*Objective*. Write out the data lines from the one containing "person-shape bbox=[655, 94, 683, 132]" through the one containing "person-shape bbox=[158, 104, 188, 134]", copying each line exactly as it appears.

# # #

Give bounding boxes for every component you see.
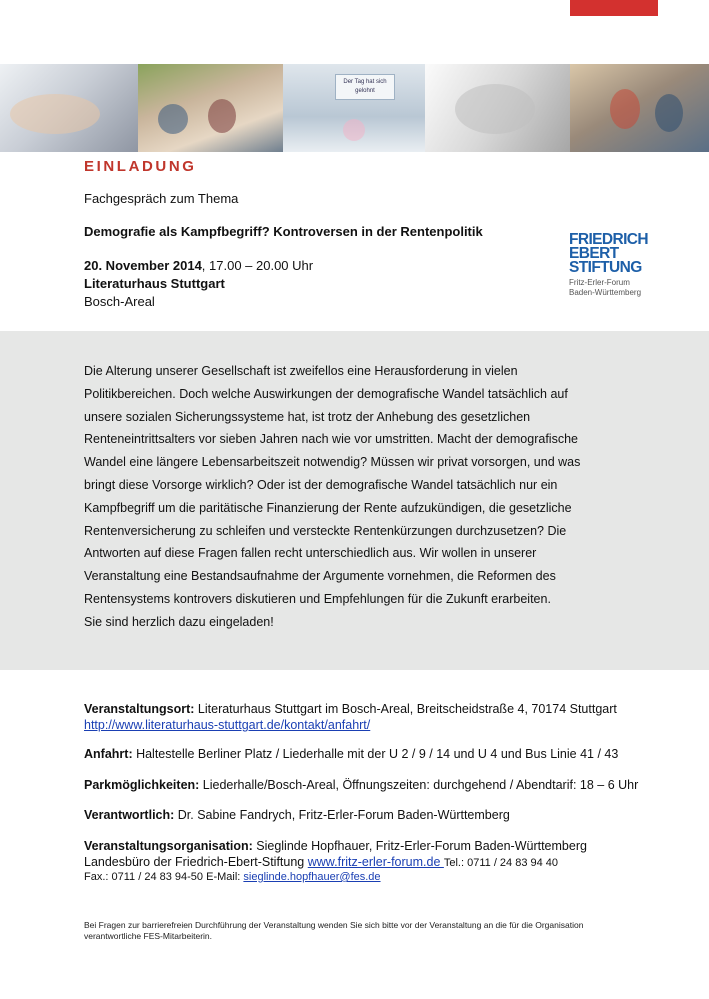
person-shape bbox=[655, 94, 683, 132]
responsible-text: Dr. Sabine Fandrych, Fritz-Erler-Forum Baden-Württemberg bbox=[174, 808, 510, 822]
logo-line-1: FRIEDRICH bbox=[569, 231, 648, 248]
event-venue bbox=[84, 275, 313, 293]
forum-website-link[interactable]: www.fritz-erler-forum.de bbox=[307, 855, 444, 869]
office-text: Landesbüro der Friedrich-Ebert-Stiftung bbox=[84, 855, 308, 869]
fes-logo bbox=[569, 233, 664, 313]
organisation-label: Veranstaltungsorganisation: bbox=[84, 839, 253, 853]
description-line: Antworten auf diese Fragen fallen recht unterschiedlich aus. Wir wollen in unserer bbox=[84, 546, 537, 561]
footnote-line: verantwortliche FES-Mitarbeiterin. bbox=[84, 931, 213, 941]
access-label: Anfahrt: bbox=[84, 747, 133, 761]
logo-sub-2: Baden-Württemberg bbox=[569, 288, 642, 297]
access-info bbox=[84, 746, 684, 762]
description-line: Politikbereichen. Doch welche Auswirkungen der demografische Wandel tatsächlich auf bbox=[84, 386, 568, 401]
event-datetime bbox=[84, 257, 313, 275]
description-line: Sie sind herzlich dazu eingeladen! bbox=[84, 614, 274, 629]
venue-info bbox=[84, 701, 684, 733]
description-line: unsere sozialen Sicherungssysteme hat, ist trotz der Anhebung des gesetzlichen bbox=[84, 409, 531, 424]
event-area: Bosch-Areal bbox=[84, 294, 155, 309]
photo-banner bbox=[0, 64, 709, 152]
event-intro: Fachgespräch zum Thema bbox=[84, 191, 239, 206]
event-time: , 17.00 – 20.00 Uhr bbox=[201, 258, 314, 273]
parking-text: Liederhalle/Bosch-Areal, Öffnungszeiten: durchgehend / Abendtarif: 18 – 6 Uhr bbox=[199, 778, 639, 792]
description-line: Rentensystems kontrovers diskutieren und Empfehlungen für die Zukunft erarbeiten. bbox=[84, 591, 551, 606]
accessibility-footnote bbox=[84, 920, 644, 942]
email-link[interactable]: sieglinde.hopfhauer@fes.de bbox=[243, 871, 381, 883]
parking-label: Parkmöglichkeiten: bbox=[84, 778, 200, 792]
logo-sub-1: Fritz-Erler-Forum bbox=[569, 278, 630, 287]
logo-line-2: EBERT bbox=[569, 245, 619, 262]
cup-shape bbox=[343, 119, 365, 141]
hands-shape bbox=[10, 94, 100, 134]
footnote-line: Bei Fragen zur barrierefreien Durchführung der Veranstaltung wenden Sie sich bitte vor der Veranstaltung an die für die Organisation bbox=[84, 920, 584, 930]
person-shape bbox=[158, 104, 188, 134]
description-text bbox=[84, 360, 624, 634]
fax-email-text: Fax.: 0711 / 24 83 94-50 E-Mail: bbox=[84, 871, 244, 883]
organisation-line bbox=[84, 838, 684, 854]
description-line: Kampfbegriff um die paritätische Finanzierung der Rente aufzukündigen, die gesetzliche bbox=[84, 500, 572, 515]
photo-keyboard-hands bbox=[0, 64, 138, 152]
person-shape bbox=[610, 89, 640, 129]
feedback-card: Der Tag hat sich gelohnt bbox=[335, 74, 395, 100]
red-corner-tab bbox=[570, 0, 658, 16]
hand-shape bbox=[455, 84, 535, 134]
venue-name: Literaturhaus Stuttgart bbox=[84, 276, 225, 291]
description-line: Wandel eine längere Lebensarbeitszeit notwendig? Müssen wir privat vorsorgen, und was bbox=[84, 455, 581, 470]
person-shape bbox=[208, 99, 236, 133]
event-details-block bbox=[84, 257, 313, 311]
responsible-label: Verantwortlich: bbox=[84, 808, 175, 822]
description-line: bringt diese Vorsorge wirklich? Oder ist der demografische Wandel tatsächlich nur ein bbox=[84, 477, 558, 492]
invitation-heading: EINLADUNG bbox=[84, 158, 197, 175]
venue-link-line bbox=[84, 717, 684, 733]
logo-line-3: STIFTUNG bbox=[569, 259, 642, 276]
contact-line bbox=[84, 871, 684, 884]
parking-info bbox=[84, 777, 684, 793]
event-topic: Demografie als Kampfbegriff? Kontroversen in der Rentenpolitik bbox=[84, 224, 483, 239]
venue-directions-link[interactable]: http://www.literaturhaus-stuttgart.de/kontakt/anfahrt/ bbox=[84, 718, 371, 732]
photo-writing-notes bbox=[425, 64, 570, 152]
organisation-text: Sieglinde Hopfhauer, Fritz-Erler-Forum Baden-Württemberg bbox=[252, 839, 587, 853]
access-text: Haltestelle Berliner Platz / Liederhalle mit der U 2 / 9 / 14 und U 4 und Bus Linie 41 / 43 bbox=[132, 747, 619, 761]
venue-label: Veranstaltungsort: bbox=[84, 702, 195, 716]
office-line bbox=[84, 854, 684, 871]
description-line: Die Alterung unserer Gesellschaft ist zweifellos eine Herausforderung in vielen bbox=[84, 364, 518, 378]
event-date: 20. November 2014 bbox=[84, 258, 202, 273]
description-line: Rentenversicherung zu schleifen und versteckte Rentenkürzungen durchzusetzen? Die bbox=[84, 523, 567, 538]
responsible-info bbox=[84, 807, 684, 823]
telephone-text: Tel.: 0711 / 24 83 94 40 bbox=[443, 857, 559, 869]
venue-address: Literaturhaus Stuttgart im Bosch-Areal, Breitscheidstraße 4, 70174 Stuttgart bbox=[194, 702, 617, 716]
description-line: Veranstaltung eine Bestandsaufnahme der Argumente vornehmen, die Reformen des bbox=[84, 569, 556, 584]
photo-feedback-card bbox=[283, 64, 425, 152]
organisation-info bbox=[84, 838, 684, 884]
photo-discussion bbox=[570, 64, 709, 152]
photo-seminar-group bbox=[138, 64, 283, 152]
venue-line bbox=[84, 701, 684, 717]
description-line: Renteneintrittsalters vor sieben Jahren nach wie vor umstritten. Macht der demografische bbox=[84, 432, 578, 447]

# # #

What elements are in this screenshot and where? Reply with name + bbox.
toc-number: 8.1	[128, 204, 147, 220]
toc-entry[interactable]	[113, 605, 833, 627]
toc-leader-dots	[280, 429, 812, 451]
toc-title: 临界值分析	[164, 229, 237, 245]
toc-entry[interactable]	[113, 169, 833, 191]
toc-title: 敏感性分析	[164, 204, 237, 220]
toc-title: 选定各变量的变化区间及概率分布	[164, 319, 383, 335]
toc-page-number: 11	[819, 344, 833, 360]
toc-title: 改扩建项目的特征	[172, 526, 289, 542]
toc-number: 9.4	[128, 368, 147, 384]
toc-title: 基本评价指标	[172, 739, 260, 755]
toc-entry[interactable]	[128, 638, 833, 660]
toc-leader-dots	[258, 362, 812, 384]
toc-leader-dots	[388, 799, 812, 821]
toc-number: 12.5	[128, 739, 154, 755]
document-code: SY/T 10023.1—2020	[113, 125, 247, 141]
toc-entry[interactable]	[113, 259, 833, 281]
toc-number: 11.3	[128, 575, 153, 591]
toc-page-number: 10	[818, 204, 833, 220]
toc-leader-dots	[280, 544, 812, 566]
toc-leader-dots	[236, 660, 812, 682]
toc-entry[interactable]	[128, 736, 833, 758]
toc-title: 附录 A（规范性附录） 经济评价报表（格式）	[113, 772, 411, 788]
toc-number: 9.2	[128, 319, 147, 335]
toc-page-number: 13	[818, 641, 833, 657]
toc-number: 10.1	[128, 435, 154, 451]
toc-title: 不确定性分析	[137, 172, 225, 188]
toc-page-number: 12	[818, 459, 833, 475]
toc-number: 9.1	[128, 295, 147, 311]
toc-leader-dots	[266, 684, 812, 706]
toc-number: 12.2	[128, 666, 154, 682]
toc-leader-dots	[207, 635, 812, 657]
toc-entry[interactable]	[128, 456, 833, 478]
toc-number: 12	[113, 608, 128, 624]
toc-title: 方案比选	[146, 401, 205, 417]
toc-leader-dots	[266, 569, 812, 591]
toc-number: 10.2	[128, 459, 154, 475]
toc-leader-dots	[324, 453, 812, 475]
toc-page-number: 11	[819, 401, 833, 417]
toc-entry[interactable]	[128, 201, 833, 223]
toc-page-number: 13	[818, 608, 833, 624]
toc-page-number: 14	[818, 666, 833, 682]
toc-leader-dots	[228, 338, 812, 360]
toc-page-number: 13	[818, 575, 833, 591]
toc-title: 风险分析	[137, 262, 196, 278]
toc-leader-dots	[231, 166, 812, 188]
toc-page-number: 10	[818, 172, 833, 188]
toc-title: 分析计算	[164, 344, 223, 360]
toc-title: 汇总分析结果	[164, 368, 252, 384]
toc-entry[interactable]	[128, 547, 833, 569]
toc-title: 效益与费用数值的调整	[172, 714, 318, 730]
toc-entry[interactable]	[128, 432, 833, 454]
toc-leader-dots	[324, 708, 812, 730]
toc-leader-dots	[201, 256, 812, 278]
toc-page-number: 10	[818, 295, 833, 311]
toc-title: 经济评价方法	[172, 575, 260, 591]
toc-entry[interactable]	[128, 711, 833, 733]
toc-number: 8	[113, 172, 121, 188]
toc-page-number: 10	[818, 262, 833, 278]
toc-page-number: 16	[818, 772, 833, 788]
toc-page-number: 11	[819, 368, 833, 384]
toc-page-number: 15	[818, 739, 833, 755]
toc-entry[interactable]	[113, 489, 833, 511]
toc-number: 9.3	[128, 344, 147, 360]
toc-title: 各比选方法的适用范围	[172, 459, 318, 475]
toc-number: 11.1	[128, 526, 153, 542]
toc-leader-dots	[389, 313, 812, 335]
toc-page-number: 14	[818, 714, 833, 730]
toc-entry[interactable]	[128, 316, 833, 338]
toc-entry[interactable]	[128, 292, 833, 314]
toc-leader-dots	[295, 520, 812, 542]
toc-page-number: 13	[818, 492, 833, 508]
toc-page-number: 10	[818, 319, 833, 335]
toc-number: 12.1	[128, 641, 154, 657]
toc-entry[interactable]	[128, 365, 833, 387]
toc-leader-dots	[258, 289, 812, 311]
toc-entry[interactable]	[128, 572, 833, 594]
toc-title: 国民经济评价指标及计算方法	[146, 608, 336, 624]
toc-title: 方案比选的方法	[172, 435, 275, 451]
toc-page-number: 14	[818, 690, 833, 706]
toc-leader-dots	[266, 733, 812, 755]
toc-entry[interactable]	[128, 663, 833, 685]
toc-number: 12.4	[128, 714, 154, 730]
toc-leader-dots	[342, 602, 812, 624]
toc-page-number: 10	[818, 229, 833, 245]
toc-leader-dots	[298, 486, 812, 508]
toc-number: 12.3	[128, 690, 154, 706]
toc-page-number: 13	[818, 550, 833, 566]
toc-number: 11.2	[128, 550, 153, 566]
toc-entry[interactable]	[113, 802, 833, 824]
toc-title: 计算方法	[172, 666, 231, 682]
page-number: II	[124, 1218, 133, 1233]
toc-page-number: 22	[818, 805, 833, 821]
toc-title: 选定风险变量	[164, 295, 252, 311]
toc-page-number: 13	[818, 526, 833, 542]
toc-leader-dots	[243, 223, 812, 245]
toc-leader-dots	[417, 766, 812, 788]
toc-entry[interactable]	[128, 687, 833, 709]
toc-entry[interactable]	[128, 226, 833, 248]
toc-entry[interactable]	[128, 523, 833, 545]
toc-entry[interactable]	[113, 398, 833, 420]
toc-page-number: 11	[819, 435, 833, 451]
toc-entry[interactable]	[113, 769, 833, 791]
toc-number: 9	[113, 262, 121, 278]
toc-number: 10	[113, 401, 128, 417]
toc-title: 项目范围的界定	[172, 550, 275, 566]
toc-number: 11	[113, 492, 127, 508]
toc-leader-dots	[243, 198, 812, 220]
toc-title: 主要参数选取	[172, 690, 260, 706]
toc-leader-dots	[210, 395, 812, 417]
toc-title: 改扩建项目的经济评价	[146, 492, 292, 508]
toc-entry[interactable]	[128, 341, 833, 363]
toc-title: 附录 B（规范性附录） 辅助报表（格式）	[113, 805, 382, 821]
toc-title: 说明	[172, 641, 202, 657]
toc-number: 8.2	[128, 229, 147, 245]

# # #

*Correct result*.
person-shape bbox=[655, 94, 683, 132]
responsible-text: Dr. Sabine Fandrych, Fritz-Erler-Forum Baden-Württemberg bbox=[174, 808, 510, 822]
logo-line-1: FRIEDRICH bbox=[569, 231, 648, 248]
event-venue bbox=[84, 275, 313, 293]
forum-website-link[interactable]: www.fritz-erler-forum.de bbox=[307, 855, 444, 869]
office-text: Landesbüro der Friedrich-Ebert-Stiftung bbox=[84, 855, 308, 869]
fes-logo bbox=[569, 233, 664, 313]
organisation-label: Veranstaltungsorganisation: bbox=[84, 839, 253, 853]
description-line: Antworten auf diese Fragen fallen recht unterschiedlich aus. Wir wollen in unserer bbox=[84, 546, 537, 561]
footnote-line: verantwortliche FES-Mitarbeiterin. bbox=[84, 931, 213, 941]
access-label: Anfahrt: bbox=[84, 747, 133, 761]
logo-sub-2: Baden-Württemberg bbox=[569, 288, 642, 297]
access-info bbox=[84, 746, 684, 762]
description-line: Politikbereichen. Doch welche Auswirkungen der demografische Wandel tatsächlich auf bbox=[84, 386, 568, 401]
event-datetime bbox=[84, 257, 313, 275]
description-line: Sie sind herzlich dazu eingeladen! bbox=[84, 614, 274, 629]
venue-info bbox=[84, 701, 684, 733]
description-line: unsere sozialen Sicherungssysteme hat, ist trotz der Anhebung des gesetzlichen bbox=[84, 409, 531, 424]
event-area: Bosch-Areal bbox=[84, 294, 155, 309]
photo-banner bbox=[0, 64, 709, 152]
event-intro: Fachgespräch zum Thema bbox=[84, 191, 239, 206]
event-time: , 17.00 – 20.00 Uhr bbox=[201, 258, 314, 273]
parking-text: Liederhalle/Bosch-Areal, Öffnungszeiten: durchgehend / Abendtarif: 18 – 6 Uhr bbox=[199, 778, 639, 792]
description-line: Rentensystems kontrovers diskutieren und Empfehlungen für die Zukunft erarbeiten. bbox=[84, 591, 551, 606]
accessibility-footnote bbox=[84, 920, 644, 942]
email-link[interactable]: sieglinde.hopfhauer@fes.de bbox=[243, 871, 381, 883]
parking-label: Parkmöglichkeiten: bbox=[84, 778, 200, 792]
logo-sub-1: Fritz-Erler-Forum bbox=[569, 278, 630, 287]
logo-line-2: EBERT bbox=[569, 245, 619, 262]
cup-shape bbox=[343, 119, 365, 141]
hands-shape bbox=[10, 94, 100, 134]
footnote-line: Bei Fragen zur barrierefreien Durchführung der Veranstaltung wenden Sie sich bitte vor der Veranstaltung an die für die Organisation bbox=[84, 920, 584, 930]
person-shape bbox=[158, 104, 188, 134]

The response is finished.